▶ [Directions for this task]
Return the lines where the word "libraries" occurs.

▶ [Given records]
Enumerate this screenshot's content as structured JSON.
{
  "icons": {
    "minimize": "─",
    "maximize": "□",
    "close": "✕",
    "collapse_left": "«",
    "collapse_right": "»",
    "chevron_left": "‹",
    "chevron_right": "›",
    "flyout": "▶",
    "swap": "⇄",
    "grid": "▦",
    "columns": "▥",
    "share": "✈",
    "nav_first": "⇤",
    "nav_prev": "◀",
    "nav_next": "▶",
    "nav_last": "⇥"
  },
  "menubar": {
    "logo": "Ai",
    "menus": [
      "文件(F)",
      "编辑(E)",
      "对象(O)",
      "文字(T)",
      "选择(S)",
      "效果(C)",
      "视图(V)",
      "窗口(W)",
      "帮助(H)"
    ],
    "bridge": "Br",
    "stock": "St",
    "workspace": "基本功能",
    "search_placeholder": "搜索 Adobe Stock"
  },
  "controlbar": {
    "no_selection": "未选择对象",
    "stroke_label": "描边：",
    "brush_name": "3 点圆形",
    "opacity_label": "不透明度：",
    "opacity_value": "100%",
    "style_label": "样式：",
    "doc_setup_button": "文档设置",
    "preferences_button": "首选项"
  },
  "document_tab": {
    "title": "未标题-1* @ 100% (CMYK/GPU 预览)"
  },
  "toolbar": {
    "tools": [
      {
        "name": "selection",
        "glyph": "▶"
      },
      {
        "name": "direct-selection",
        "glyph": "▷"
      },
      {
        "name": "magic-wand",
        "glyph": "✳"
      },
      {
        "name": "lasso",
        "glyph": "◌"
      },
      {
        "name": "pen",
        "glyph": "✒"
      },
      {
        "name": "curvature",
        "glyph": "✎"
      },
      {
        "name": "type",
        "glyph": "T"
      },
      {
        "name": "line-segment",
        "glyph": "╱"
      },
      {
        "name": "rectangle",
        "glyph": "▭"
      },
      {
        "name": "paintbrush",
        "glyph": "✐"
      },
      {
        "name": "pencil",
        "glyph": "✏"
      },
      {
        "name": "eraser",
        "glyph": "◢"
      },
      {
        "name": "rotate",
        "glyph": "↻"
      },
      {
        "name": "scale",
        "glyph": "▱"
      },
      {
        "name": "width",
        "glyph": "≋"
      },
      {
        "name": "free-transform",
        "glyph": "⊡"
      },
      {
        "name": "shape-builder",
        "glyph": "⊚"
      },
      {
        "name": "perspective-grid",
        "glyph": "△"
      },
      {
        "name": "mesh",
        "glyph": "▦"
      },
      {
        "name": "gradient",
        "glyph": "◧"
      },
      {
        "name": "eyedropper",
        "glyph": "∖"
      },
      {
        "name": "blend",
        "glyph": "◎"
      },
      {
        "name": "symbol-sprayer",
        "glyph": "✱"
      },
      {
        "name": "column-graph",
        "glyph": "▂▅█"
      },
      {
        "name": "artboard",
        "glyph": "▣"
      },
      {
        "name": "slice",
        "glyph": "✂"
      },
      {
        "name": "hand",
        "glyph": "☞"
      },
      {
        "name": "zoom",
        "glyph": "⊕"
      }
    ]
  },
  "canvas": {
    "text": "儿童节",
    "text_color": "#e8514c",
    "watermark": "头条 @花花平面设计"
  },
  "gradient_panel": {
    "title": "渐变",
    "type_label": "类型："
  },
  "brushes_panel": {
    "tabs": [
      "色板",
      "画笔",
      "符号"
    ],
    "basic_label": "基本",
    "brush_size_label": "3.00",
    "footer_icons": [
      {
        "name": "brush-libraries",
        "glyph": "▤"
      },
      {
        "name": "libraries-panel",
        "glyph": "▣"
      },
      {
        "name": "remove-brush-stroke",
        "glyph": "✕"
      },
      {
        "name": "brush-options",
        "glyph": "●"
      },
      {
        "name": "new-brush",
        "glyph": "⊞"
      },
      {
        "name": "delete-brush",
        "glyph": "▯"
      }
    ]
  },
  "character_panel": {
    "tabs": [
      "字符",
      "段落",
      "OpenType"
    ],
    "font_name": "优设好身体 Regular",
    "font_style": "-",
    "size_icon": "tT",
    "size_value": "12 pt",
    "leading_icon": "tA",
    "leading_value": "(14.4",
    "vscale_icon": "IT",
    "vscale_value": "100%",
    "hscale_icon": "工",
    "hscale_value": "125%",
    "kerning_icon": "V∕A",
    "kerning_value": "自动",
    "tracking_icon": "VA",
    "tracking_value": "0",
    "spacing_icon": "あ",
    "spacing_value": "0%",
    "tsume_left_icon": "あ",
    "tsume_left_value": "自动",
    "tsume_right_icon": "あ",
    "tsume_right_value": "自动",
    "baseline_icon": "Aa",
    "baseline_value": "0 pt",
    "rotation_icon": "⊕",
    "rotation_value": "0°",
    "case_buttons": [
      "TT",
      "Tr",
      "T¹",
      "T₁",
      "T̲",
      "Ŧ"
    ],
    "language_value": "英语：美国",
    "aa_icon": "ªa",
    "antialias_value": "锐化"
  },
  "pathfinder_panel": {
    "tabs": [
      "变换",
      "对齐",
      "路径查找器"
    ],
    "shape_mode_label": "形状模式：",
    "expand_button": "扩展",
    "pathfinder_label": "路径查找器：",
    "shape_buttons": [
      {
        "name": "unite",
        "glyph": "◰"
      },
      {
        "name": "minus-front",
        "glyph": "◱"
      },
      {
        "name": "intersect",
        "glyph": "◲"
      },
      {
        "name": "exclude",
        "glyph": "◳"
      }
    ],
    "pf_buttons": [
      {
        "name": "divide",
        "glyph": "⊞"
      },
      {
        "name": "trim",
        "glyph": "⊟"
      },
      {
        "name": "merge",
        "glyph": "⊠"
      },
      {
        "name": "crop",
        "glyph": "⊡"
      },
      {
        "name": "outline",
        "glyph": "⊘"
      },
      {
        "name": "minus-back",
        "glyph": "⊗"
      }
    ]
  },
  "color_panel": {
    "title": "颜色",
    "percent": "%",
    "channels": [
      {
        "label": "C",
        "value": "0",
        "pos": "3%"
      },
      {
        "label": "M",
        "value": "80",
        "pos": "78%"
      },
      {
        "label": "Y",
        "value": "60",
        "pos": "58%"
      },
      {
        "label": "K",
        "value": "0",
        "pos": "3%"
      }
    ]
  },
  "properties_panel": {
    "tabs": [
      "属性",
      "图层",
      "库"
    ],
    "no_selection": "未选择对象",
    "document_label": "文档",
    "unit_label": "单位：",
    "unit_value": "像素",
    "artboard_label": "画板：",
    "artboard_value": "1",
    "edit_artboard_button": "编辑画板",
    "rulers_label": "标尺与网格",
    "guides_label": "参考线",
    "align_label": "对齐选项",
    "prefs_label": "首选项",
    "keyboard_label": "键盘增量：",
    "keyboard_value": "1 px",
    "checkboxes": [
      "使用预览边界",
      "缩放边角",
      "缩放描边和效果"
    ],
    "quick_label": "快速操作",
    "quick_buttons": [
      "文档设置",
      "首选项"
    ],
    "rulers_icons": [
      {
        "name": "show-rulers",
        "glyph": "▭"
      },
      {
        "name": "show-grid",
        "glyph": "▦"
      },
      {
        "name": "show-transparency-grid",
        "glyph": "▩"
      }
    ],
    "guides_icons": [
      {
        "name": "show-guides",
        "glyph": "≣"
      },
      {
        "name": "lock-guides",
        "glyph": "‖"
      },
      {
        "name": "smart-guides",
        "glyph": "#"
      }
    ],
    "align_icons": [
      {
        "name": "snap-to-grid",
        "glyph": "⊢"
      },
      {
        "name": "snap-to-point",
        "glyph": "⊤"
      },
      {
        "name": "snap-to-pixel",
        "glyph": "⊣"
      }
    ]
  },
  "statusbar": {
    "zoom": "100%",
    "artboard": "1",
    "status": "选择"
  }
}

▶ [Written solution]
        "name": "brush-libraries",
        "name": "libraries-panel",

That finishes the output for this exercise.